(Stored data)
****
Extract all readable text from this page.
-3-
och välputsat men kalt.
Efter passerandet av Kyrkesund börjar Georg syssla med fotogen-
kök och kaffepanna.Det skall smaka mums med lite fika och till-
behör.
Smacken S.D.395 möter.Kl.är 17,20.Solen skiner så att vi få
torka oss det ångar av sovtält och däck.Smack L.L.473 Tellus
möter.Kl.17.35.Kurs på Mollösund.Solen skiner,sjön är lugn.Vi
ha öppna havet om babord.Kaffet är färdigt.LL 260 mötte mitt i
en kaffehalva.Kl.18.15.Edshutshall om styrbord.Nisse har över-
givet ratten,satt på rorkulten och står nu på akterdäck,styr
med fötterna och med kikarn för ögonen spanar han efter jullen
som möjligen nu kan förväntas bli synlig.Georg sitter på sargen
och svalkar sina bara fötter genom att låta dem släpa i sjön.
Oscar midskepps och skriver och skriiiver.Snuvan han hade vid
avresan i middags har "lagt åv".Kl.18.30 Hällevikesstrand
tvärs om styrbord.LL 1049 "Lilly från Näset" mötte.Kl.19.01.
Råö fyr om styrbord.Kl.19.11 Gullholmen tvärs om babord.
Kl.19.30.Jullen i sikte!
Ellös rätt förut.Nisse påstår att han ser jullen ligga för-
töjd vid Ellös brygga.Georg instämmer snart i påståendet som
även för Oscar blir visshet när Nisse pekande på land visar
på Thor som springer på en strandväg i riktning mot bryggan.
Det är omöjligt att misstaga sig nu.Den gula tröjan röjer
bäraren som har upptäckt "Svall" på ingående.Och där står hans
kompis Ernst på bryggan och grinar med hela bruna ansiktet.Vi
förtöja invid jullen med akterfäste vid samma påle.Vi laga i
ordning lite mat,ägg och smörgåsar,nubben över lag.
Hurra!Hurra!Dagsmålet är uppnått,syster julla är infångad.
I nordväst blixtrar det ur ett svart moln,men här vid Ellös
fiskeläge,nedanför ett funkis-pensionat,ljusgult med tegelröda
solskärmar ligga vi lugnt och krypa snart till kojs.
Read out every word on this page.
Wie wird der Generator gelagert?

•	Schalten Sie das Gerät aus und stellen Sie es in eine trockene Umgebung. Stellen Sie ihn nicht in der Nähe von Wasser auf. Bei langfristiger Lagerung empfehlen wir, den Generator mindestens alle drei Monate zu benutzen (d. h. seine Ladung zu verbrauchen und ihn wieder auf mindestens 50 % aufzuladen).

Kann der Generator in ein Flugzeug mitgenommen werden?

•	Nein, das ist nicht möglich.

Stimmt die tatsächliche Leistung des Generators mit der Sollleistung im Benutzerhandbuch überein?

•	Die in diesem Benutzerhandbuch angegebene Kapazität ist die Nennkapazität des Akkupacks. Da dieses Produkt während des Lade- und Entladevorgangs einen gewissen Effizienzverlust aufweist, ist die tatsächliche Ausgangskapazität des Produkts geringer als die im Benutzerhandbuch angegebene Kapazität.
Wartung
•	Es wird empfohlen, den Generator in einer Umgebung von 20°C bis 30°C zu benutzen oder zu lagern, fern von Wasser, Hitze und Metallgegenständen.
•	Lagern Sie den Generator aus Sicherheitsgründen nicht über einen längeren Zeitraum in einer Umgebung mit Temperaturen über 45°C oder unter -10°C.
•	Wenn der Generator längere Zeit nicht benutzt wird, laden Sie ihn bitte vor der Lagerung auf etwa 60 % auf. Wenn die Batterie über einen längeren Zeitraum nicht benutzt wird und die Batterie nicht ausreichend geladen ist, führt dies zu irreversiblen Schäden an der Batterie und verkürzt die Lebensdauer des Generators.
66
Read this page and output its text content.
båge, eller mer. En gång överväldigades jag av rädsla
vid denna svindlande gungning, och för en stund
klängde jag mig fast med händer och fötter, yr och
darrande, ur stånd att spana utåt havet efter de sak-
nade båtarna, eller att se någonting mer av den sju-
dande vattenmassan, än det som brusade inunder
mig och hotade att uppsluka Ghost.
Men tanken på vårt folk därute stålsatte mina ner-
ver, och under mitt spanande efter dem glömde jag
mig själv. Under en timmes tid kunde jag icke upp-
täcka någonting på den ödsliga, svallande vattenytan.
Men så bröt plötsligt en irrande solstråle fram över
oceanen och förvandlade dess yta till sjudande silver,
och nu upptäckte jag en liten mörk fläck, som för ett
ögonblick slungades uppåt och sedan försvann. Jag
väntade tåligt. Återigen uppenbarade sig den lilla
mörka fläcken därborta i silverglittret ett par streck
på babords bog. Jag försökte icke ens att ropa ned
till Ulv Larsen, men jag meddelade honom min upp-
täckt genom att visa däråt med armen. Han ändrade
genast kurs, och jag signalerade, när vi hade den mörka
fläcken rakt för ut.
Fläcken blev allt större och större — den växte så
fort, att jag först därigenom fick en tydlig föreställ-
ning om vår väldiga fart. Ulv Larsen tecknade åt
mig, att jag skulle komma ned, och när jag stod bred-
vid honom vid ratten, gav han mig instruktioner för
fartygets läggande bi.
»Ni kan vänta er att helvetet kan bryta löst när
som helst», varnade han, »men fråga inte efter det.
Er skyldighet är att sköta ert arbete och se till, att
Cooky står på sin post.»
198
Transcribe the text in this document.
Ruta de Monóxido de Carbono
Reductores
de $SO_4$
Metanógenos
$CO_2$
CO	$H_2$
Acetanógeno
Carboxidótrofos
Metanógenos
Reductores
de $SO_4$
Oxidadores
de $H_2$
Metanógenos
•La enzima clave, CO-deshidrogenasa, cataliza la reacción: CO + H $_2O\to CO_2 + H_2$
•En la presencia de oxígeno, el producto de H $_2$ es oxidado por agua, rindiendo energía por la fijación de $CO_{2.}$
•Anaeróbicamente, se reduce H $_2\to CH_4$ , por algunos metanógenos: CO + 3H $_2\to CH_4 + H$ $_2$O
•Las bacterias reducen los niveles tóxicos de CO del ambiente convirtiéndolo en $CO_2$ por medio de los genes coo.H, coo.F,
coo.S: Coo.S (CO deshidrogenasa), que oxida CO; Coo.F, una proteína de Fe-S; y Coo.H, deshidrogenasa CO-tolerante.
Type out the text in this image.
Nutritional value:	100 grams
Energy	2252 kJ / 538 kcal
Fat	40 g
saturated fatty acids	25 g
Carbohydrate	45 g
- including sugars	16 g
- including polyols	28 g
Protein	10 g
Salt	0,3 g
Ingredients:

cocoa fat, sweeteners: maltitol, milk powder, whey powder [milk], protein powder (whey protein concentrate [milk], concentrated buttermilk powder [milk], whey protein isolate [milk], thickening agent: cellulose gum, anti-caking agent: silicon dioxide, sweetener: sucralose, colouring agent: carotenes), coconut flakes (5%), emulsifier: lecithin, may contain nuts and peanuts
****
Problem statement: Only the lines that hold the word "tvärs" are wanted; each should be pulled from the records.

Finished exercise:
tvärs om styrbord.LL 1049 "Lilly från Näset" mötte.Kl.19.01.
Råö fyr om styrbord.Kl.19.11 Gullholmen tvärs om babord.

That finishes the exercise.